• **Required work**:
Extract each line holding the word "JSON" from the entries.

• **Raw records**:
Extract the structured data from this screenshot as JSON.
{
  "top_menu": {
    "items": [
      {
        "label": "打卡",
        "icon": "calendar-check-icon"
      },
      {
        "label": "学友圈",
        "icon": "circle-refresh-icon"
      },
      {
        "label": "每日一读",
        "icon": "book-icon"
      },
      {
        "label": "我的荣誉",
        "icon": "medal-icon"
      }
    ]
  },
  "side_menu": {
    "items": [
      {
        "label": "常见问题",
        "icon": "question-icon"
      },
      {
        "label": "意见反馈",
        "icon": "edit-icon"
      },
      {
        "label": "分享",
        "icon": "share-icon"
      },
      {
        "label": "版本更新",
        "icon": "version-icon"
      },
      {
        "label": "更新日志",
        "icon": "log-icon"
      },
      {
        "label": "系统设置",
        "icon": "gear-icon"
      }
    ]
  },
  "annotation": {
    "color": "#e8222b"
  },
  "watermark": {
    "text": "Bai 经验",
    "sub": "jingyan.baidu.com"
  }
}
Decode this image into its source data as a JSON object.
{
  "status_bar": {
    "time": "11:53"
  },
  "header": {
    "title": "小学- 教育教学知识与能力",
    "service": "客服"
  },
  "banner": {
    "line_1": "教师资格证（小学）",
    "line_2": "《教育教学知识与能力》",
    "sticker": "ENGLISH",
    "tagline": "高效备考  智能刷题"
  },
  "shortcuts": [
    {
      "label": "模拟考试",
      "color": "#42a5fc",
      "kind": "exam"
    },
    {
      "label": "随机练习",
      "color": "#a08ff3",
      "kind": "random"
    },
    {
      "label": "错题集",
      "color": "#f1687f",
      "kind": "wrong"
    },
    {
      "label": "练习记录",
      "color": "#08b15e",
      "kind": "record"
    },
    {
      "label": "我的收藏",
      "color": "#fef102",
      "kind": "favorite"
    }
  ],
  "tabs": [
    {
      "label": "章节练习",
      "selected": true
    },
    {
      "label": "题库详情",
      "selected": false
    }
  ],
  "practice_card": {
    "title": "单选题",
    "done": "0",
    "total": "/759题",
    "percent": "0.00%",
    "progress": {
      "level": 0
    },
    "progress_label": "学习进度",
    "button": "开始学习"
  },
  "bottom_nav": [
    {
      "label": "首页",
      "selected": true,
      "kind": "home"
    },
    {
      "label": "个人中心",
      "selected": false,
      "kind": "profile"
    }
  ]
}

• **Task result**:
Extract the structured data from this screenshot as JSON.
Decode this image into its source data as a JSON object.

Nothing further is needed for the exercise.